## BEGIN RECORDS SHOWN

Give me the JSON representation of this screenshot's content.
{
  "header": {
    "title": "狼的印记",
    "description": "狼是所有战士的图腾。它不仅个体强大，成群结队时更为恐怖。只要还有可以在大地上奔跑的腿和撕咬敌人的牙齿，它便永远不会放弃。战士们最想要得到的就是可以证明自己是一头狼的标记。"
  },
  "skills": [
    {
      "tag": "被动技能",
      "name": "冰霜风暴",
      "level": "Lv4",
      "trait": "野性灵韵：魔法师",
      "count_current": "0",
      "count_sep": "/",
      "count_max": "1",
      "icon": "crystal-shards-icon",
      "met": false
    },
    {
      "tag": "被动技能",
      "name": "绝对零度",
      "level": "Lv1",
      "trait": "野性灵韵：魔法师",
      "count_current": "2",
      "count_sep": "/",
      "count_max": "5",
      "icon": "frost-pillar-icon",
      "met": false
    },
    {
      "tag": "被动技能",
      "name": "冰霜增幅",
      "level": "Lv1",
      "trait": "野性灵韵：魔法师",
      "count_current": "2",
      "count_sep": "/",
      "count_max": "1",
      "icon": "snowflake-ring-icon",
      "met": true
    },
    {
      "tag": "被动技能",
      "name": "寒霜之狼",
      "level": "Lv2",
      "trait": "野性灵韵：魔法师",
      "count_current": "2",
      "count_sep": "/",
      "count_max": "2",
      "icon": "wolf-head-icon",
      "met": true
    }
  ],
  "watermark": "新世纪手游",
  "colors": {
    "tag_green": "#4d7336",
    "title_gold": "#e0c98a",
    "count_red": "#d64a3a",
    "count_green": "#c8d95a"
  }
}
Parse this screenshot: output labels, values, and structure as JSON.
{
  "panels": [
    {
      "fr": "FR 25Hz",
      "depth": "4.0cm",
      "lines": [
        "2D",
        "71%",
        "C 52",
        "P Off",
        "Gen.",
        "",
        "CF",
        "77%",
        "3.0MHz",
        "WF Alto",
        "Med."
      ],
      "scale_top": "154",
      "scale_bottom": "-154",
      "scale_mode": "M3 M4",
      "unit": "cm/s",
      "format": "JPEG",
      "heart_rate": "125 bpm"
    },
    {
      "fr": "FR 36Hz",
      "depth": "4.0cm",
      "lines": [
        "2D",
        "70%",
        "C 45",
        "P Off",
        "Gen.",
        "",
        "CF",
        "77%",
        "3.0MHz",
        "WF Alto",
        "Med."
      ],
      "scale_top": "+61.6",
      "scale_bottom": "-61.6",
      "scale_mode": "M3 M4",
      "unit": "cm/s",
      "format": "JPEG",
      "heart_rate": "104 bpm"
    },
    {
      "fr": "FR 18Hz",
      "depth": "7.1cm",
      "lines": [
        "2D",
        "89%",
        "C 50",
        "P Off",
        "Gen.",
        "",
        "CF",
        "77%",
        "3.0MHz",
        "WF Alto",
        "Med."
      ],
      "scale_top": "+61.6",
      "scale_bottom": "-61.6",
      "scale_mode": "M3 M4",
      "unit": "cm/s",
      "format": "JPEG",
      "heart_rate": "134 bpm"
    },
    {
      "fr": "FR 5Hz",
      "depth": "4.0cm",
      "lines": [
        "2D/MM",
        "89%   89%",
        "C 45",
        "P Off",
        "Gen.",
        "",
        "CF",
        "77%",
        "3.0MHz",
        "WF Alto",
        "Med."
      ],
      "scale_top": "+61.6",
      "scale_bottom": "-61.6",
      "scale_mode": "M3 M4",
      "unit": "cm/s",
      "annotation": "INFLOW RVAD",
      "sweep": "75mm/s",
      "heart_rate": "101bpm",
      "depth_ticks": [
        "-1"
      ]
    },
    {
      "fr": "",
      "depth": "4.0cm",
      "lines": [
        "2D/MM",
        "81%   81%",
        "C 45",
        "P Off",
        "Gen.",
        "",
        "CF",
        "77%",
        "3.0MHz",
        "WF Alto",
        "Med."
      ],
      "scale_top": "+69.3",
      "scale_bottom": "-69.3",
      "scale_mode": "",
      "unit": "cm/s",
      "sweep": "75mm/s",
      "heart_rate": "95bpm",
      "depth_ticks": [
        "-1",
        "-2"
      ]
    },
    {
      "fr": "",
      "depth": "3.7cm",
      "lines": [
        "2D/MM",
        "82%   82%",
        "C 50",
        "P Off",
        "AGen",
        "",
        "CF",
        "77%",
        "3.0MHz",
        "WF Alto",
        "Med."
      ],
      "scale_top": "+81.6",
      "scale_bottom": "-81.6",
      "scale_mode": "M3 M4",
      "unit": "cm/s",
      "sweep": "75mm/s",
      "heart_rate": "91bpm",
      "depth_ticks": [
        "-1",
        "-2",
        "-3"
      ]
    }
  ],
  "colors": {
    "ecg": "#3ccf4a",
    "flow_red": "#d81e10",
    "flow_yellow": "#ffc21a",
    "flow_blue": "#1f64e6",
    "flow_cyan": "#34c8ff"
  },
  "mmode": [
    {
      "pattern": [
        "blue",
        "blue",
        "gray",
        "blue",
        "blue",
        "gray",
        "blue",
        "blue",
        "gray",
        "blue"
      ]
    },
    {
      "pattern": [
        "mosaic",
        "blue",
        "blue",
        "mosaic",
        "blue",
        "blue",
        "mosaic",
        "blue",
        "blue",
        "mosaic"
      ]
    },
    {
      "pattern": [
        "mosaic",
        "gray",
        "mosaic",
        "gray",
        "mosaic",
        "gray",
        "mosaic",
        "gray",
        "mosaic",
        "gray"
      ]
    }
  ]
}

## END RECORDS SHOWN

**TASK GOAL**
Locate all lines in the listing above with the word "level" and copy them.

**THE REPLY**
      "level": "Lv4",
      "level": "Lv1",
      "level": "Lv1",
      "level": "Lv2",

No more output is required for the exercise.